_STATED EXERCISE_
Check every line below for the word "RtΔABC" and give only the number of lines where it appears.

━━━━━━━━

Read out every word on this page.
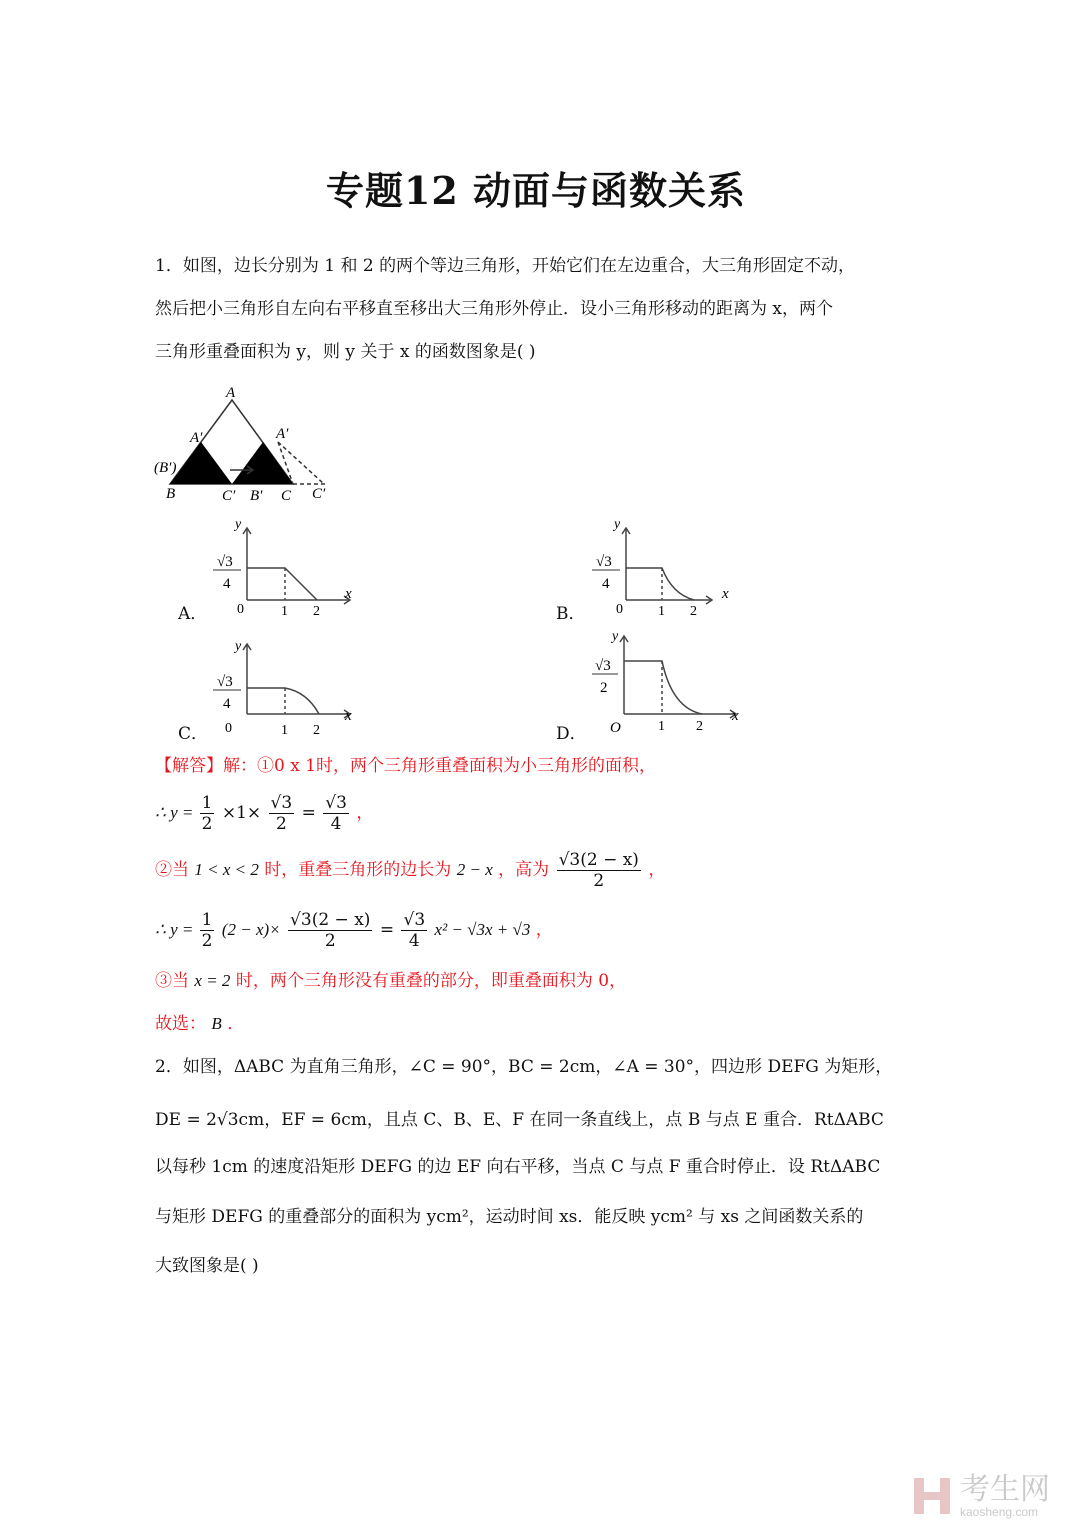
专题12 动面与函数关系
1．如图，边长分别为 1 和 2 的两个等边三角形，开始它们在左边重合，大三角形固定不动，
然后把小三角形自左向右平移直至移出大三角形外停止．设小三角形移动的距离为 x，两个
三角形重叠面积为 y，则 y 关于 x 的函数图象是( )
A
A′	A′
(B′)
B	C′ B′ C C′
A．	B．
C．	D．
√3
4
y
x
0	1 2
√3
4
y
x
0	1 2
√3
4
y
x
0	1 2
√3
2
y
x
O	1 2
【解答】解：①0 x 1时，两个三角形重叠面积为小三角形的面积，
∴ $y = \frac{1}{2} \times 1\times \frac{√3}{2} = \frac{√3}{4}$ ，
②当 1 < x < 2 时，重叠三角形的边长为 2 − x ，高为 $\frac{√3(2 - x)}{2}$ ，
∴ $y = \frac{1}{2} (2 - x)\times \frac{√3(2 - x)}{2} = \frac{√3}{4} x^2 - √3x + √3$ ，
③当 x = 2 时，两个三角形没有重叠的部分，即重叠面积为 0，
故选： B ．
2．如图，ΔABC 为直角三角形，∠C = 90°，BC = 2cm，∠A = 30°，四边形 DEFG 为矩形，
DE = 2√3cm，EF = 6cm，且点 C、B、E、F 在同一条直线上，点 B 与点 E 重合．RtΔABC
以每秒 1cm 的速度沿矩形 DEFG 的边 EF 向右平移，当点 C 与点 F 重合时停止．设 RtΔABC
与矩形 DEFG 的重叠部分的面积为 ycm²，运动时间 xs．能反映 ycm² 与 xs 之间函数关系的
大致图象是( )
考生网
kaosheng.com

━━━━━━━━

_FINAL RESULT_
2